— start —

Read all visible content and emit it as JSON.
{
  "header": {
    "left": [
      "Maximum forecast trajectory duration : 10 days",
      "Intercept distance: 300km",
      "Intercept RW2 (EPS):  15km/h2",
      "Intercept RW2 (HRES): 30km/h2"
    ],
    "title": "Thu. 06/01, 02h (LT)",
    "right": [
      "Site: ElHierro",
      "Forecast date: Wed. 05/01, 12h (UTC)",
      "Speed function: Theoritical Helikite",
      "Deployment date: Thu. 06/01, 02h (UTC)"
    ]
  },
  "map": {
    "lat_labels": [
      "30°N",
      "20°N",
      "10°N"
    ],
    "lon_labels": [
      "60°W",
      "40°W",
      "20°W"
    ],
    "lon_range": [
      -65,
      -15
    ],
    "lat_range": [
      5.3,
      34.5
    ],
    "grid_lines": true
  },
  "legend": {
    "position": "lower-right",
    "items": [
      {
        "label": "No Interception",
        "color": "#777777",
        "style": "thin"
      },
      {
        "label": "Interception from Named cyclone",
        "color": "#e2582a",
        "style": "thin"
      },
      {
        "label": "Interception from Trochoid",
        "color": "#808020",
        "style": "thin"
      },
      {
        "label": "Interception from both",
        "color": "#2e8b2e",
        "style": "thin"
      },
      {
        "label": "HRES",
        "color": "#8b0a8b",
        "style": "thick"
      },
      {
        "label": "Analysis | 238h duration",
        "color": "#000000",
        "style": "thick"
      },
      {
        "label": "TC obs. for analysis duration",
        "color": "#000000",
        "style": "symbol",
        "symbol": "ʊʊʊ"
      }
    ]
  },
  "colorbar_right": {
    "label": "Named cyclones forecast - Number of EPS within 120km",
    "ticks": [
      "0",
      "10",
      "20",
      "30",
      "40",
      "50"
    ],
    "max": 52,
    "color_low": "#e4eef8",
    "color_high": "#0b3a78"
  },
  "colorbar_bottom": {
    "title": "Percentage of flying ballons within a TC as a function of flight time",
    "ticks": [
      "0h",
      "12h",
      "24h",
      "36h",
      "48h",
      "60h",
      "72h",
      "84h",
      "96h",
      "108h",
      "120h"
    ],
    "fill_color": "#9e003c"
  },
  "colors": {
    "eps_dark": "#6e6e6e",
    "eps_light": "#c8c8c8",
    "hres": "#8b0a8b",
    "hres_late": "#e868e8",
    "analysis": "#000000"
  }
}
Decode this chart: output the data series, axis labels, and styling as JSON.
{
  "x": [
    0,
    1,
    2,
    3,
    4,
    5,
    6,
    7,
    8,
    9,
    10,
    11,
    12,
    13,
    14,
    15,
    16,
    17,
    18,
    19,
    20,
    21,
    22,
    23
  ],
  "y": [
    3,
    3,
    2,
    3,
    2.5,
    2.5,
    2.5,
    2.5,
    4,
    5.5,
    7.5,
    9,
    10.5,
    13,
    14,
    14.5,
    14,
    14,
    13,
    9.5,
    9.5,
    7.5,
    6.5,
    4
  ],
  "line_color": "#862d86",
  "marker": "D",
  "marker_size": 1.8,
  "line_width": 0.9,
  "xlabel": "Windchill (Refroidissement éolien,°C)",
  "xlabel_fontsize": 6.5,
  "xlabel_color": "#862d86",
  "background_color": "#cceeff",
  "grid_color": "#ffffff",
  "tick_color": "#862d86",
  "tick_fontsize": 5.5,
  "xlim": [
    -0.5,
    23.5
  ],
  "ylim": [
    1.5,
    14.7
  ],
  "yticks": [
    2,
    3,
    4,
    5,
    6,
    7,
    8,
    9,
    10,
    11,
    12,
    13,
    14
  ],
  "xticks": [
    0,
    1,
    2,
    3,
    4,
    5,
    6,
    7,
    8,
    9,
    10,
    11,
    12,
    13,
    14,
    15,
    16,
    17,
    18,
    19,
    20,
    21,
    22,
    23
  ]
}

— end —

▶ _Exercise requirements_:
Write out only the final block of lines, starting at the line with "Decode this chart: output" and running to the end of the material.

▶ _Expected answer_:
Decode this chart: output the data series, axis labels, and styling as JSON.
{
  "x": [
    0,
    1,
    2,
    3,
    4,
    5,
    6,
    7,
    8,
    9,
    10,
    11,
    12,
    13,
    14,
    15,
    16,
    17,
    18,
    19,
    20,
    21,
    22,
    23
  ],
  "y": [
    3,
    3,
    2,
    3,
    2.5,
    2.5,
    2.5,
    2.5,
    4,
    5.5,
    7.5,
    9,
    10.5,
    13,
    14,
    14.5,
    14,
    14,
    13,
    9.5,
    9.5,
    7.5,
    6.5,
    4
  ],
  "line_color": "#862d86",
  "marker": "D",
  "marker_size": 1.8,
  "line_width": 0.9,
  "xlabel": "Windchill (Refroidissement éolien,°C)",
  "xlabel_fontsize": 6.5,
  "xlabel_color": "#862d86",
  "background_color": "#cceeff",
  "grid_color": "#ffffff",
  "tick_color": "#862d86",
  "tick_fontsize": 5.5,
  "xlim": [
    -0.5,
    23.5
  ],
  "ylim": [
    1.5,
    14.7
  ],
  "yticks": [
    2,
    3,
    4,
    5,
    6,
    7,
    8,
    9,
    10,
    11,
    12,
    13,
    14
  ],
  "xticks": [
    0,
    1,
    2,
    3,
    4,
    5,
    6,
    7,
    8,
    9,
    10,
    11,
    12,
    13,
    14,
    15,
    16,
    17,
    18,
    19,
    20,
    21,
    22,
    23
  ]
}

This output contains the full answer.